*PROVIDED DATA*
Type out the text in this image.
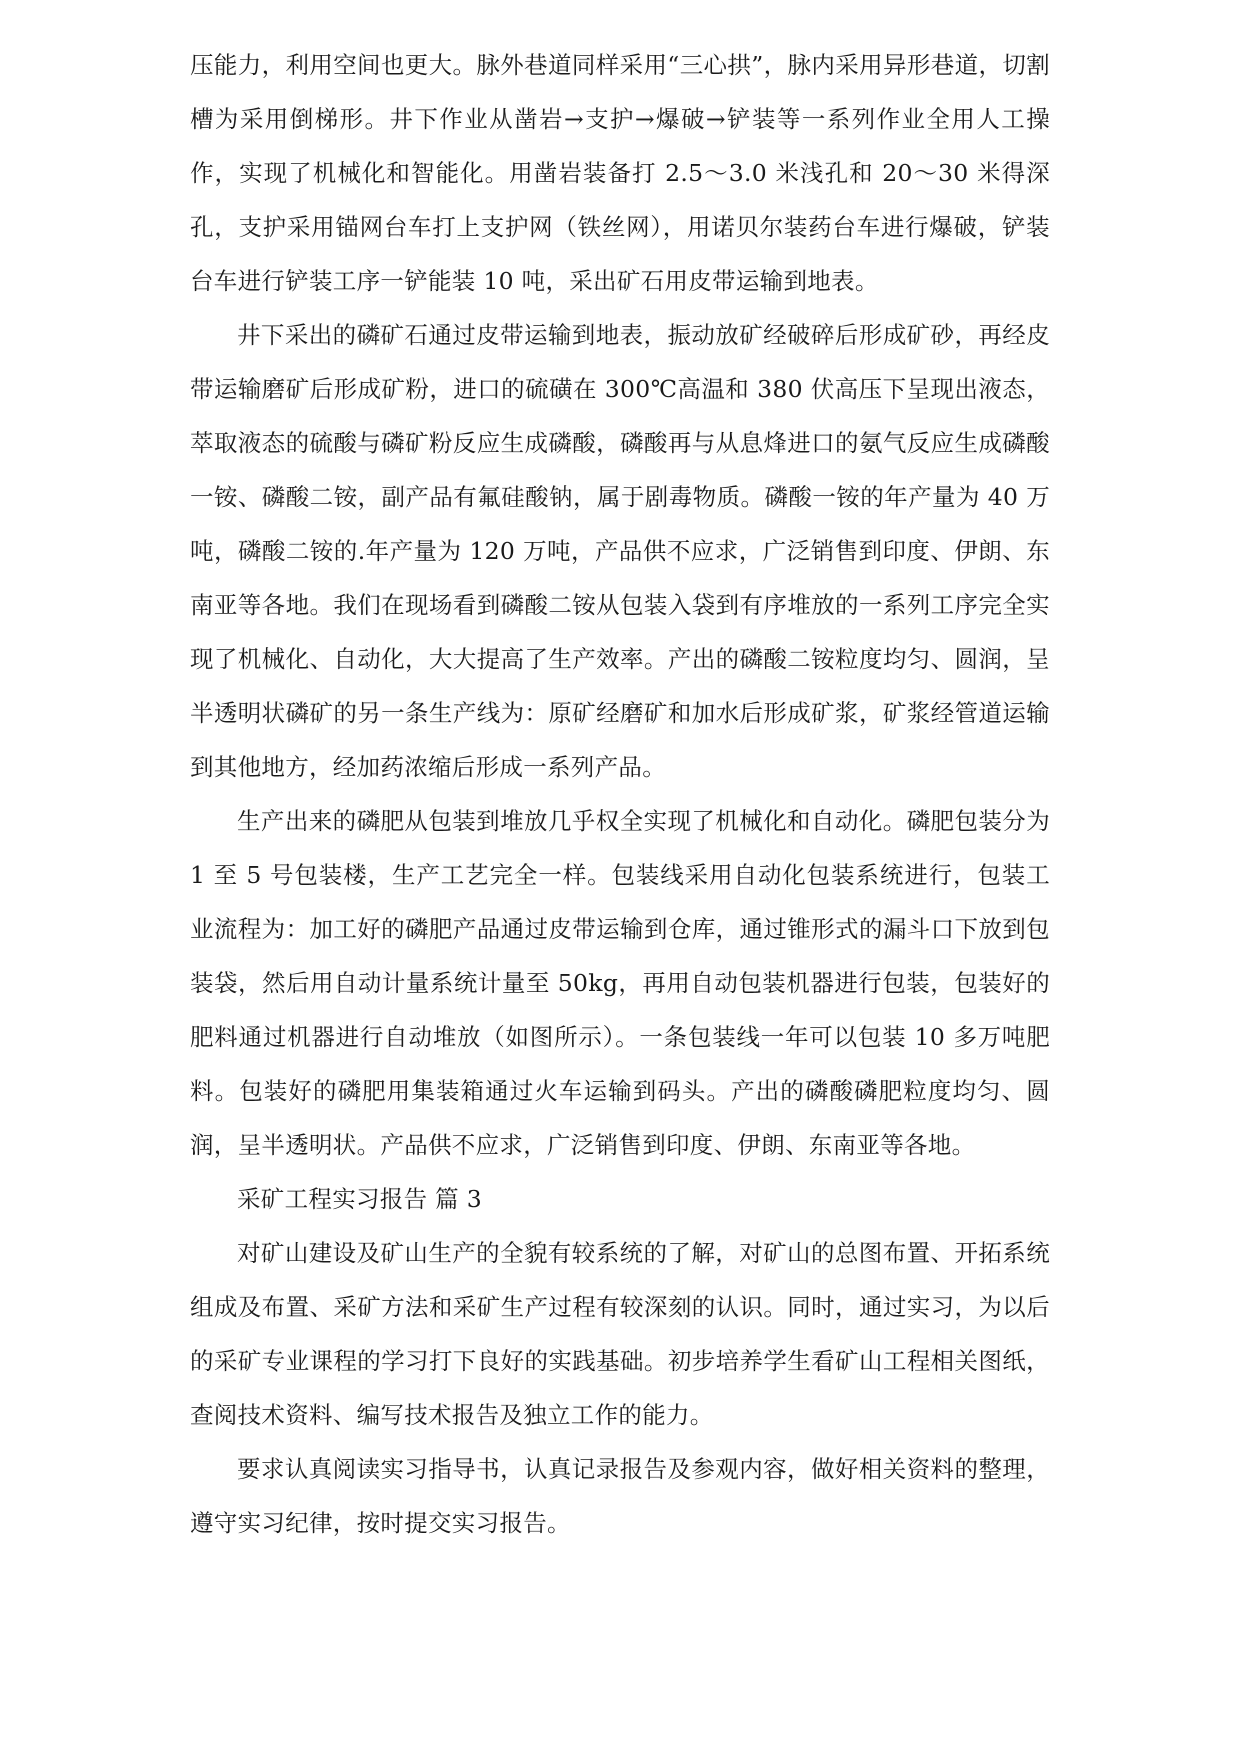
压能力，利用空间也更大。脉外巷道同样采用“三心拱”，脉内采用异形巷道，切割槽为采用倒梯形。井下作业从凿岩→支护→爆破→铲装等一系列作业全用人工操作，实现了机械化和智能化。用凿岩装备打 2.5～3.0 米浅孔和 20～30 米得深孔，支护采用锚网台车打上支护网（铁丝网），用诺贝尔装药台车进行爆破，铲装台车进行铲装工序一铲能装 10 吨，采出矿石用皮带运输到地表。

井下采出的磷矿石通过皮带运输到地表，振动放矿经破碎后形成矿砂，再经皮带运输磨矿后形成矿粉，进口的硫磺在 300℃高温和 380 伏高压下呈现出液态，萃取液态的硫酸与磷矿粉反应生成磷酸，磷酸再与从息烽进口的氨气反应生成磷酸一铵、磷酸二铵，副产品有氟硅酸钠，属于剧毒物质。磷酸一铵的年产量为 40 万吨，磷酸二铵的.年产量为 120 万吨，产品供不应求，广泛销售到印度、伊朗、东南亚等各地。我们在现场看到磷酸二铵从包装入袋到有序堆放的一系列工序完全实现了机械化、自动化，大大提高了生产效率。产出的磷酸二铵粒度均匀、圆润，呈半透明状磷矿的另一条生产线为：原矿经磨矿和加水后形成矿浆，矿浆经管道运输到其他地方，经加药浓缩后形成一系列产品。

生产出来的磷肥从包装到堆放几乎权全实现了机械化和自动化。磷肥包装分为 1 至 5 号包装楼，生产工艺完全一样。包装线采用自动化包装系统进行，包装工业流程为：加工好的磷肥产品通过皮带运输到仓库，通过锥形式的漏斗口下放到包装袋，然后用自动计量系统计量至 50kg，再用自动包装机器进行包装，包装好的肥料通过机器进行自动堆放（如图所示）。一条包装线一年可以包装 10 多万吨肥料。包装好的磷肥用集装箱通过火车运输到码头。产出的磷酸磷肥粒度均匀、圆润，呈半透明状。产品供不应求，广泛销售到印度、伊朗、东南亚等各地。

采矿工程实习报告 篇 3

对矿山建设及矿山生产的全貌有较系统的了解，对矿山的总图布置、开拓系统组成及布置、采矿方法和采矿生产过程有较深刻的认识。同时，通过实习，为以后的采矿专业课程的学习打下良好的实践基础。初步培养学生看矿山工程相关图纸，查阅技术资料、编写技术报告及独立工作的能力。

要求认真阅读实习指导书，认真记录报告及参观内容，做好相关资料的整理，遵守实习纪律，按时提交实习报告。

*TASK REQUIREMENTS*
Every record must be copied exactly, with the pictures left out.

*WRITTEN REPLY*
Type out the text in this image.
压能力，利用空间也更大。脉外巷道同样采用“三心拱”，脉内采用异形巷道，切割槽为采用倒梯形。井下作业从凿岩→支护→爆破→铲装等一系列作业全用人工操作，实现了机械化和智能化。用凿岩装备打 2.5～3.0 米浅孔和 20～30 米得深孔，支护采用锚网台车打上支护网（铁丝网），用诺贝尔装药台车进行爆破，铲装台车进行铲装工序一铲能装 10 吨，采出矿石用皮带运输到地表。

井下采出的磷矿石通过皮带运输到地表，振动放矿经破碎后形成矿砂，再经皮带运输磨矿后形成矿粉，进口的硫磺在 300℃高温和 380 伏高压下呈现出液态，萃取液态的硫酸与磷矿粉反应生成磷酸，磷酸再与从息烽进口的氨气反应生成磷酸一铵、磷酸二铵，副产品有氟硅酸钠，属于剧毒物质。磷酸一铵的年产量为 40 万吨，磷酸二铵的.年产量为 120 万吨，产品供不应求，广泛销售到印度、伊朗、东南亚等各地。我们在现场看到磷酸二铵从包装入袋到有序堆放的一系列工序完全实现了机械化、自动化，大大提高了生产效率。产出的磷酸二铵粒度均匀、圆润，呈半透明状磷矿的另一条生产线为：原矿经磨矿和加水后形成矿浆，矿浆经管道运输到其他地方，经加药浓缩后形成一系列产品。

生产出来的磷肥从包装到堆放几乎权全实现了机械化和自动化。磷肥包装分为 1 至 5 号包装楼，生产工艺完全一样。包装线采用自动化包装系统进行，包装工业流程为：加工好的磷肥产品通过皮带运输到仓库，通过锥形式的漏斗口下放到包装袋，然后用自动计量系统计量至 50kg，再用自动包装机器进行包装，包装好的肥料通过机器进行自动堆放（如图所示）。一条包装线一年可以包装 10 多万吨肥料。包装好的磷肥用集装箱通过火车运输到码头。产出的磷酸磷肥粒度均匀、圆润，呈半透明状。产品供不应求，广泛销售到印度、伊朗、东南亚等各地。

采矿工程实习报告 篇 3

对矿山建设及矿山生产的全貌有较系统的了解，对矿山的总图布置、开拓系统组成及布置、采矿方法和采矿生产过程有较深刻的认识。同时，通过实习，为以后的采矿专业课程的学习打下良好的实践基础。初步培养学生看矿山工程相关图纸，查阅技术资料、编写技术报告及独立工作的能力。

要求认真阅读实习指导书，认真记录报告及参观内容，做好相关资料的整理，遵守实习纪律，按时提交实习报告。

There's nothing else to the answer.